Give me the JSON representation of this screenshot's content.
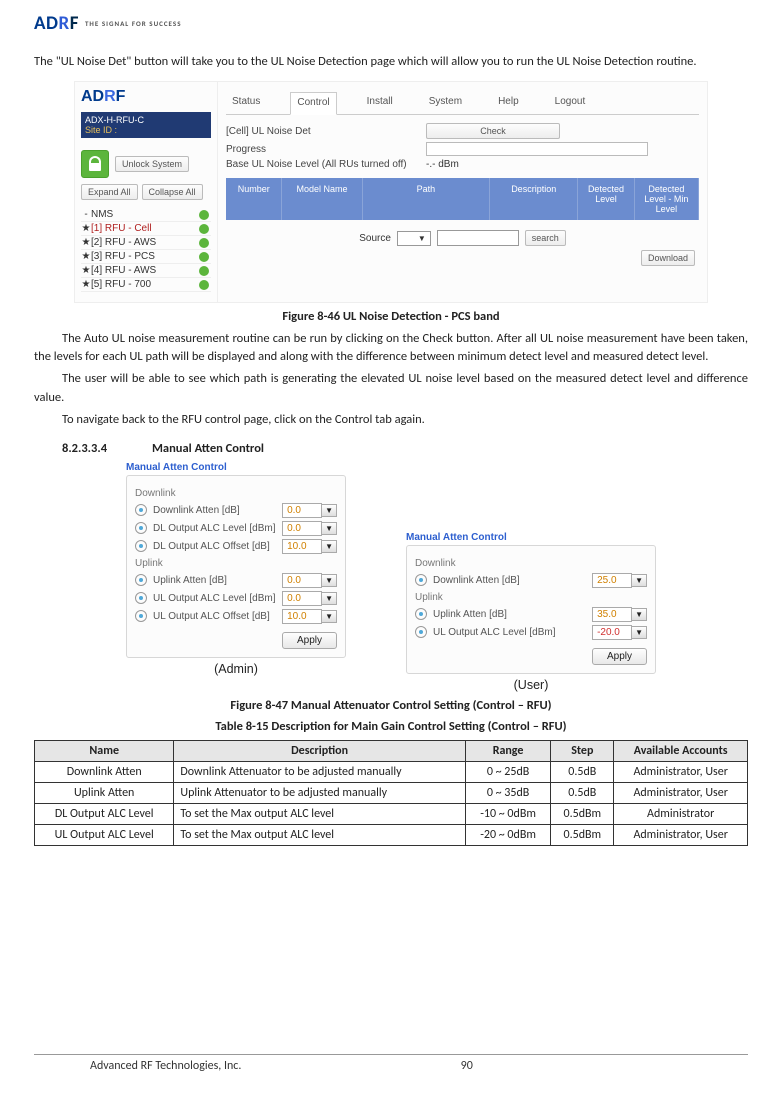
{
  "logo": {
    "brand_a": "AD",
    "brand_r": "R",
    "brand_f": "F",
    "tagline": "THE SIGNAL FOR SUCCESS"
  },
  "intro": "The \"UL Noise Det\" button will take you to the UL Noise Detection page which will allow you to run the UL Noise Detection routine.",
  "shot1": {
    "model": "ADX-H-RFU-C",
    "siteid_label": "Site ID :",
    "unlock": "Unlock System",
    "expand": "Expand All",
    "collapse": "Collapse All",
    "tree": {
      "root": "NMS",
      "rfu1": "[1] RFU - Cell",
      "rfu2": "[2] RFU - AWS",
      "rfu3": "[3] RFU - PCS",
      "rfu4": "[4] RFU - AWS",
      "rfu5": "[5] RFU - 700"
    },
    "tabs": {
      "status": "Status",
      "control": "Control",
      "install": "Install",
      "system": "System",
      "help": "Help",
      "logout": "Logout"
    },
    "kv": {
      "cell_label": "[Cell] UL Noise Det",
      "check": "Check",
      "progress": "Progress",
      "base_label": "Base UL Noise Level (All RUs turned off)",
      "base_val": "-.- dBm"
    },
    "grid": {
      "number": "Number",
      "model": "Model Name",
      "path": "Path",
      "desc": "Description",
      "lvl": "Detected Level",
      "diff": "Detected Level - Min Level"
    },
    "src": {
      "label": "Source",
      "search": "search"
    },
    "download": "Download"
  },
  "caption1": "Figure 8-46   UL Noise Detection - PCS band",
  "p2": "The Auto UL noise measurement routine can be run by clicking on the Check button.  After all UL noise measurement have been taken, the levels for each UL path will be displayed and along with the difference between minimum detect level and measured detect level.",
  "p3": "The user will be able to see which path is generating the elevated UL noise level based on the measured detect level and difference value.",
  "p4": "To navigate back to the RFU control page, click on the Control tab again.",
  "section": {
    "num": "8.2.3.3.4",
    "title": "Manual Atten Control"
  },
  "atten": {
    "title": "Manual Atten Control",
    "downlink": "Downlink",
    "uplink": "Uplink",
    "dl_atten": "Downlink Atten [dB]",
    "dl_alc_lvl": "DL Output ALC Level [dBm]",
    "dl_alc_off": "DL Output ALC Offset [dB]",
    "ul_atten": "Uplink Atten [dB]",
    "ul_alc_lvl": "UL Output ALC Level [dBm]",
    "ul_alc_off": "UL Output ALC Offset [dB]",
    "apply": "Apply",
    "admin_vals": {
      "dl_atten": "0.0",
      "dl_alc_lvl": "0.0",
      "dl_alc_off": "10.0",
      "ul_atten": "0.0",
      "ul_alc_lvl": "0.0",
      "ul_alc_off": "10.0"
    },
    "user_vals": {
      "dl_atten": "25.0",
      "ul_atten": "35.0",
      "ul_alc_lvl": "-20.0"
    },
    "cap_admin": "(Admin)",
    "cap_user": "(User)"
  },
  "caption2": "Figure 8-47   Manual Attenuator Control Setting (Control – RFU)",
  "caption3": "Table 8-15    Description for Main Gain Control Setting (Control – RFU)",
  "table": {
    "h_name": "Name",
    "h_desc": "Description",
    "h_range": "Range",
    "h_step": "Step",
    "h_acc": "Available Accounts",
    "rows": [
      {
        "name": "Downlink Atten",
        "desc": "Downlink Attenuator to be adjusted manually",
        "range": "0 ~ 25dB",
        "step": "0.5dB",
        "acc": "Administrator, User"
      },
      {
        "name": "Uplink Atten",
        "desc": "Uplink Attenuator to be adjusted manually",
        "range": "0 ~ 35dB",
        "step": "0.5dB",
        "acc": "Administrator, User"
      },
      {
        "name": "DL Output ALC Level",
        "desc": "To set the Max output ALC level",
        "range": "-10 ~ 0dBm",
        "step": "0.5dBm",
        "acc": "Administrator"
      },
      {
        "name": "UL Output ALC Level",
        "desc": "To set the Max output ALC level",
        "range": "-20 ~ 0dBm",
        "step": "0.5dBm",
        "acc": "Administrator, User"
      }
    ]
  },
  "footer": {
    "company": "Advanced RF Technologies, Inc.",
    "page": "90"
  }
}
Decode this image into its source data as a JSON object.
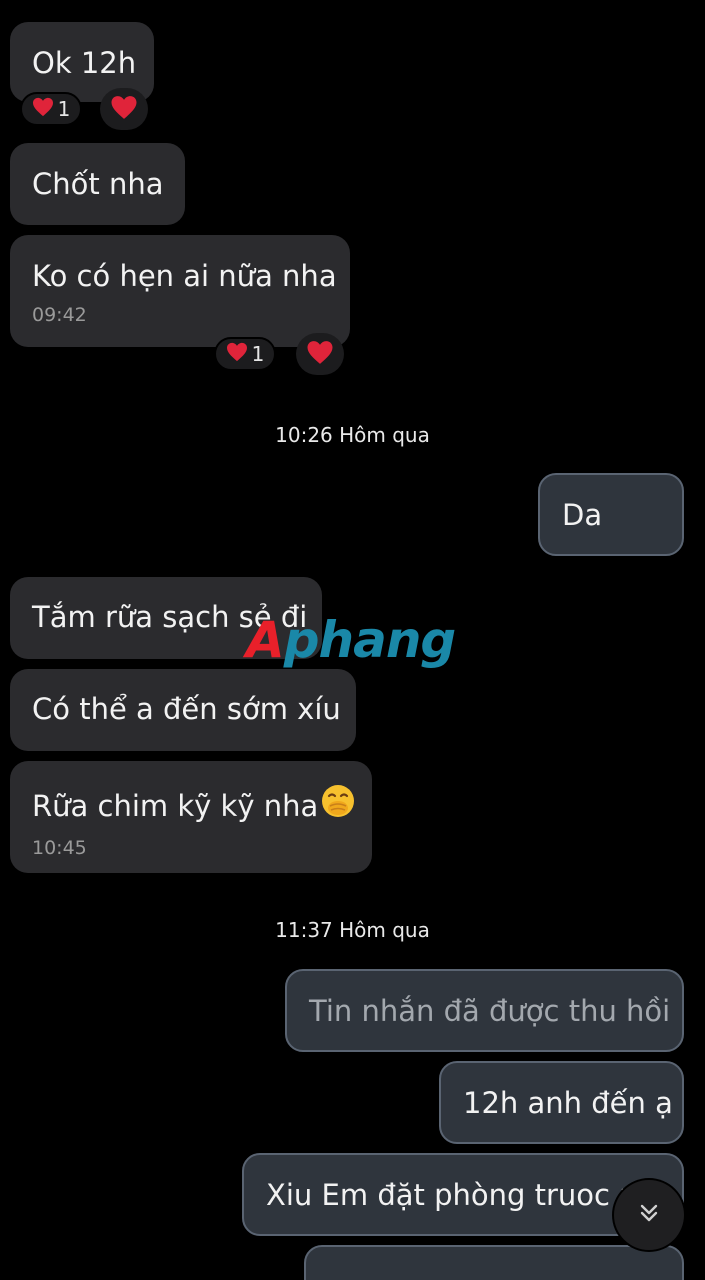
{
  "messages": {
    "m1": {
      "text": "Ok 12h"
    },
    "m1_reactions": {
      "count": "1"
    },
    "m2": {
      "text": "Chốt nha"
    },
    "m3": {
      "text": "Ko có hẹn ai nữa nha",
      "time": "09:42"
    },
    "m3_reactions": {
      "count": "1"
    },
    "divider1": "10:26 Hôm qua",
    "m4": {
      "text": "Da"
    },
    "m5": {
      "text": "Tắm rữa sạch sẻ đi"
    },
    "m6": {
      "text": "Có thể a đến sớm xíu"
    },
    "m7": {
      "text": "Rữa chim kỹ kỹ nha",
      "time": "10:45"
    },
    "divider2": "11:37 Hôm qua",
    "m8": {
      "text": "Tin nhắn đã được thu hồi"
    },
    "m9": {
      "text": "12h anh đến ạ"
    },
    "m10": {
      "text": "Xiu Em đặt phòng truoc n"
    }
  },
  "watermark": {
    "part1": "A",
    "part2": "phang"
  },
  "icons": {
    "heart": "heart-icon",
    "emoji": "hand-over-mouth-emoji-icon",
    "scroll": "chevron-double-down-icon"
  },
  "colors": {
    "background": "#000000",
    "incoming_bubble": "#2b2b2e",
    "outgoing_bubble": "#2f353d",
    "heart": "#e0243a",
    "watermark_red": "#e8202a",
    "watermark_teal": "#1a88a8"
  }
}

---

▶ [OBJECTIVE]:
Tell how many lines of the data include the word "Attenuator", and nothing else.

▶ [EXERCISE OUTPUT]:
3